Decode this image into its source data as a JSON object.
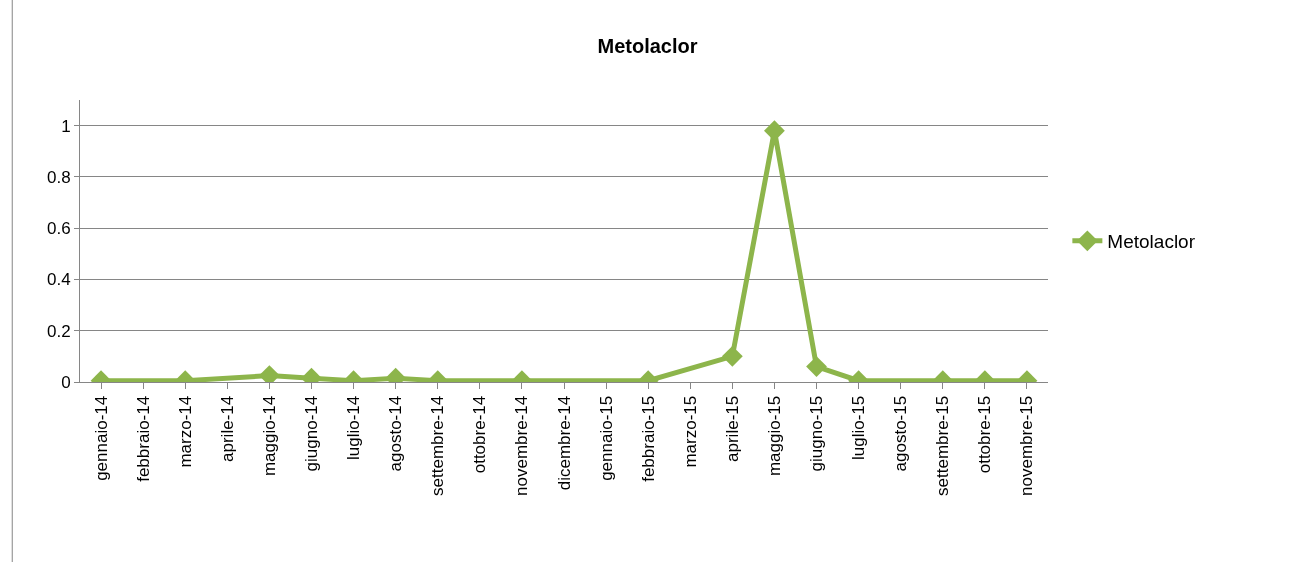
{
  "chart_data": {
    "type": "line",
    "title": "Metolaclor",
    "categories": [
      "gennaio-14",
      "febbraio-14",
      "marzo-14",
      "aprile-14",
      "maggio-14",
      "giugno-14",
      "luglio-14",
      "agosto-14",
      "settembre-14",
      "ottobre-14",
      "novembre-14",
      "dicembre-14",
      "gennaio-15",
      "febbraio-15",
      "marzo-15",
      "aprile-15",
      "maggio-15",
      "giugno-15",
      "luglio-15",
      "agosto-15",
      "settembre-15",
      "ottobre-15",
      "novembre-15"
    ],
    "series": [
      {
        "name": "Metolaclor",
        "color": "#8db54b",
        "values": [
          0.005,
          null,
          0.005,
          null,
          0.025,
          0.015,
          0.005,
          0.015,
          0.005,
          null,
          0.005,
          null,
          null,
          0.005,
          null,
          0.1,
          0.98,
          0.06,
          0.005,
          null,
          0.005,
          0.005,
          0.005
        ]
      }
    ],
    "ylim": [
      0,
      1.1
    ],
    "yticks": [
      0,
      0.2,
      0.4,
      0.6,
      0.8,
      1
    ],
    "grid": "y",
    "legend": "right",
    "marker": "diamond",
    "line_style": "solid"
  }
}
---------------
• INSTRUCTIONS FOR THE TASK
Copy the records above exactly, leaving out every picture.

• TASK SOLUTION
Decode this image into its source data as a JSON object.
{
  "chart_data": {
    "type": "line",
    "title": "Metolaclor",
    "categories": [
      "gennaio-14",
      "febbraio-14",
      "marzo-14",
      "aprile-14",
      "maggio-14",
      "giugno-14",
      "luglio-14",
      "agosto-14",
      "settembre-14",
      "ottobre-14",
      "novembre-14",
      "dicembre-14",
      "gennaio-15",
      "febbraio-15",
      "marzo-15",
      "aprile-15",
      "maggio-15",
      "giugno-15",
      "luglio-15",
      "agosto-15",
      "settembre-15",
      "ottobre-15",
      "novembre-15"
    ],
    "series": [
      {
        "name": "Metolaclor",
        "color": "#8db54b",
        "values": [
          0.005,
          null,
          0.005,
          null,
          0.025,
          0.015,
          0.005,
          0.015,
          0.005,
          null,
          0.005,
          null,
          null,
          0.005,
          null,
          0.1,
          0.98,
          0.06,
          0.005,
          null,
          0.005,
          0.005,
          0.005
        ]
      }
    ],
    "ylim": [
      0,
      1.1
    ],
    "yticks": [
      0,
      0.2,
      0.4,
      0.6,
      0.8,
      1
    ],
    "grid": "y",
    "legend": "right",
    "marker": "diamond",
    "line_style": "solid"
  }
}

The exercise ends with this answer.